## [The task]
Continue the Python notebook of dataset helper methods below from the point where it stops.

## [Source]
==========

# Title

This is the goal of this project

## Define global methods

### openFile()
Return a list from a csv file from the provided path

In [75]:
def openFile(withPath):
    
    openedFile = open(withPath)

    from csv import reader
    readFile = reader(openedFile)
    return list(readFile)

### exploreData()
Use this method to explore the dataset and optionally print the # rows and columns.

In [98]:
def exploreData(dataset, start, end, rowsAndColumns=False):
    
    datasetSlice = dataset[start:end]    
    
    for row in datasetSlice:
        print(row)
        print('\n') # adds a new (empty) line after each row

    if rowsAndColumns:
        print('Number of rows:', len(dataset))
        print('Number of columns:', len(dataset[0]))

### findDuplicates()
Find duplicates in the given dataset. The method determines a duplicate based on the app name and therefore requires a dataset with app names and its index.

In [115]:
def findDuplicates(inDataset, appNameIndex):
    
    print("Finding duplicates and printing the first rows if applicable")

==========

## [Supplied information]
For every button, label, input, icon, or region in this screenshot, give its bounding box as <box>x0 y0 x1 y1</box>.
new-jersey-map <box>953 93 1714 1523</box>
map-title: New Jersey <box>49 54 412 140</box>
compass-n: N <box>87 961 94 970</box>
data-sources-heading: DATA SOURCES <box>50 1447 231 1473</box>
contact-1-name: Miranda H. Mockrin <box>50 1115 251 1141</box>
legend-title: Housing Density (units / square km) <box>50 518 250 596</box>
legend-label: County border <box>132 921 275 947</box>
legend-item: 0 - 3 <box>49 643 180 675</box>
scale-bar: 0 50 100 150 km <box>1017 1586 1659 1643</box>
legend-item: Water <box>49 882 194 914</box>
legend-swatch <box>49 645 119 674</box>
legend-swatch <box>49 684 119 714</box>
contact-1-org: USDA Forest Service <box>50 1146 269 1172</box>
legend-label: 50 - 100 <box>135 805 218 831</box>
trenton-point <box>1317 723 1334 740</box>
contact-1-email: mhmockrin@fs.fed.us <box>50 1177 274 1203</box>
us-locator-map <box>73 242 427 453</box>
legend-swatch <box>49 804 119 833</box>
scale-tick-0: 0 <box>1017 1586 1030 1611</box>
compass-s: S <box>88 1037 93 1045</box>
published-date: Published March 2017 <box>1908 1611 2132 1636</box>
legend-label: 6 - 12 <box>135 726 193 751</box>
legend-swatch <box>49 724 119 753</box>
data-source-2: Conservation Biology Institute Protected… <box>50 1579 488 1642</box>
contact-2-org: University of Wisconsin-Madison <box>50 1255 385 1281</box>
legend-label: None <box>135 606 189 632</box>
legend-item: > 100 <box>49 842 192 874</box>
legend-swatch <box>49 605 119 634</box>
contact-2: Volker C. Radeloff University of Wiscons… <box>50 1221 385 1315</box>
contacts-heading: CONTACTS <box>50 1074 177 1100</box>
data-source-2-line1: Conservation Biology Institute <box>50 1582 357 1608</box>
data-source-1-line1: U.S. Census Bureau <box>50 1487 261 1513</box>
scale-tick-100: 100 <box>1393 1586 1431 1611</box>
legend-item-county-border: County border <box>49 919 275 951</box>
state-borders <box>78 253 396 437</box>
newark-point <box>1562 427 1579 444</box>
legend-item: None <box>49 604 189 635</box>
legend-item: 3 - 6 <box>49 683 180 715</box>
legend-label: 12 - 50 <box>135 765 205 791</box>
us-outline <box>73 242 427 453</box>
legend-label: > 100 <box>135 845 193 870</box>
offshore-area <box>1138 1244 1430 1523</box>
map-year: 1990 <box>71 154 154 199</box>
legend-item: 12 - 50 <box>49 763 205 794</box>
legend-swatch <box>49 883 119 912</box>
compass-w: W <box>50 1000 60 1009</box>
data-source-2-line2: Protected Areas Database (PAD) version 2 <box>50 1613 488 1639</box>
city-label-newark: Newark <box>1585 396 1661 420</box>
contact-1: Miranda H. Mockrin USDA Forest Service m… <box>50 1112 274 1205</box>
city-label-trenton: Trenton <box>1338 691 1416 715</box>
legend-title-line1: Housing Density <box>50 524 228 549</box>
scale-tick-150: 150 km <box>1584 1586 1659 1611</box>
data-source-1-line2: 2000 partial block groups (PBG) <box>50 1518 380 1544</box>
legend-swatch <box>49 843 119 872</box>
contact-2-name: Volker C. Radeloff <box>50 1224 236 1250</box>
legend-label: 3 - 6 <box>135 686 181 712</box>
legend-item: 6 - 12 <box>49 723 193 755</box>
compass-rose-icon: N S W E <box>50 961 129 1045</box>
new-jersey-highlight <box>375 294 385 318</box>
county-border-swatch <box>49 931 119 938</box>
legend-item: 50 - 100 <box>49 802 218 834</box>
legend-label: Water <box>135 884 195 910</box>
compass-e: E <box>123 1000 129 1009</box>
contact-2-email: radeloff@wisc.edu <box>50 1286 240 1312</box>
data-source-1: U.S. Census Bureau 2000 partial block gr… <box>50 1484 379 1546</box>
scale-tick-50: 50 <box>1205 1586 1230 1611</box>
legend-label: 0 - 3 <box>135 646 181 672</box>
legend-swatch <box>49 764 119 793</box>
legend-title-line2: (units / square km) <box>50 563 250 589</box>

==========

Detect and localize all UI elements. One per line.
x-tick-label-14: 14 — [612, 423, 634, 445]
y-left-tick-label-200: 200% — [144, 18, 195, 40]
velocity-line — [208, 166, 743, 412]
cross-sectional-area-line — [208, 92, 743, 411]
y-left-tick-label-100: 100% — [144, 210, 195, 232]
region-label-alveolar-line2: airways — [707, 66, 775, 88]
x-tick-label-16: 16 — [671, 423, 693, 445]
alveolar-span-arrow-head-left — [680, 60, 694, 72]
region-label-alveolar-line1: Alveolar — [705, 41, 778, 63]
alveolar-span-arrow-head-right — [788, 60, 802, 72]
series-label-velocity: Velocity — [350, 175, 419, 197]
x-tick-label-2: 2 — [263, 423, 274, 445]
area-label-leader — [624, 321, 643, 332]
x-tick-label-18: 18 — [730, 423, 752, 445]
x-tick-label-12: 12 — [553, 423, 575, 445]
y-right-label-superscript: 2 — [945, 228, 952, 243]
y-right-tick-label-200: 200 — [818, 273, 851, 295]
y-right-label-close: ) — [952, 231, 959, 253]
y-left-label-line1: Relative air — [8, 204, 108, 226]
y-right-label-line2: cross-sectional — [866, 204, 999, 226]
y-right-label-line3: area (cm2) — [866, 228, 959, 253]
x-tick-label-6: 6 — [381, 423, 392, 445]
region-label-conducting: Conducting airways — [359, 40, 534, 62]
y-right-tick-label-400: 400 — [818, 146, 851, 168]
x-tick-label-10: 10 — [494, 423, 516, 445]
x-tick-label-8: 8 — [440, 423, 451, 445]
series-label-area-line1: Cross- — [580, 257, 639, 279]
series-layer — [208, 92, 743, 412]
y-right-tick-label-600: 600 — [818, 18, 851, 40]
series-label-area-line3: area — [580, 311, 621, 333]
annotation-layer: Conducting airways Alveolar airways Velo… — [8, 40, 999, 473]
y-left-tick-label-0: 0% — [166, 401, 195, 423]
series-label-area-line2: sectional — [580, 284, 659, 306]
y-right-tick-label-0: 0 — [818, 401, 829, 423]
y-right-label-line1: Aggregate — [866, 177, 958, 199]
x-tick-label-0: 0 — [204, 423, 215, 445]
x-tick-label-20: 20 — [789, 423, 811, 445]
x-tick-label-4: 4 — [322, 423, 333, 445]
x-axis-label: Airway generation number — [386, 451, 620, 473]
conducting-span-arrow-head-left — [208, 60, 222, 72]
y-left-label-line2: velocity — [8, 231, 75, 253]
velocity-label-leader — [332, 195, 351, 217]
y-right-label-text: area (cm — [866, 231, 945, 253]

==========

## [Response below]
    uniqueApps = []
    duplicateApps = []

    for row in inDataset:
        appName = row[appNameIndex]

        if appName in uniqueApps:
            duplicateApps.append(row)
        else:
            uniqueApps.append(appName)
        
    
    if len(duplicateApps) > 3:
        
        for x in range(3):
            print(duplicateApps[x])
            print("---")
    else:
        
        for row in duplicateApps:
            print(row)
            print("---")
    
    print("Out of " + str(len(uniqueApps)) + " apps")
    print("We found " + str(len(duplicateApps)) + " duplicates")

### dictionaryWithAppnamesAndReviewsCount()
This methode generates a dictionary with application names as key and the total amount of reviews as value.
To do this it requires the index from the dataset for each parameter.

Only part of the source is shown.